▶ **WHAT TO DO**
State the number of lines below in which the word "Комплекс" appears. Nothing else belongs in the answer.

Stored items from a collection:

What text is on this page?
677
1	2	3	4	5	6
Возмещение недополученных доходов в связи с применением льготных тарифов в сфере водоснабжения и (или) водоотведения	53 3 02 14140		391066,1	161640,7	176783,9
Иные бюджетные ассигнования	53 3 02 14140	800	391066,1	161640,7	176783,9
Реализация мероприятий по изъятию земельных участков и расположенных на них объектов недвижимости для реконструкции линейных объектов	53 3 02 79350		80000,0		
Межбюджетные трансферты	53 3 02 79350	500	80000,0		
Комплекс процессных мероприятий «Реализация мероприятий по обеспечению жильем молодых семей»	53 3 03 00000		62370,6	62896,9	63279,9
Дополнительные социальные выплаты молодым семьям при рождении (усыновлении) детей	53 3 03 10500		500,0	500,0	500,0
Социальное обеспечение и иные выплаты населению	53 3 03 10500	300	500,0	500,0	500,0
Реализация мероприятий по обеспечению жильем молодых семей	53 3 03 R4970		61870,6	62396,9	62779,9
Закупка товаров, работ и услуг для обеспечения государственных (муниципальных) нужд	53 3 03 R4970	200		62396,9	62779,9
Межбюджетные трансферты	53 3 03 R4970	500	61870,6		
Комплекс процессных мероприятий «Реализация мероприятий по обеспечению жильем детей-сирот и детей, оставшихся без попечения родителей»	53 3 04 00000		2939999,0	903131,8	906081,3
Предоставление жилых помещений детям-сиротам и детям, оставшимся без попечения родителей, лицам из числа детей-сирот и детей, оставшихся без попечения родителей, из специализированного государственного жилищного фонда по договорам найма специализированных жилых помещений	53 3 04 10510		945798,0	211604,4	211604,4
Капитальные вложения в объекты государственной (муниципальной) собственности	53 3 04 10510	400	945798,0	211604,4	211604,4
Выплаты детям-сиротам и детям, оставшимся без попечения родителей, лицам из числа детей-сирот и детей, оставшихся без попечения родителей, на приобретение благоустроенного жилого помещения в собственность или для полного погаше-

▶ **SOLUTION TO THE PROBLEM**
2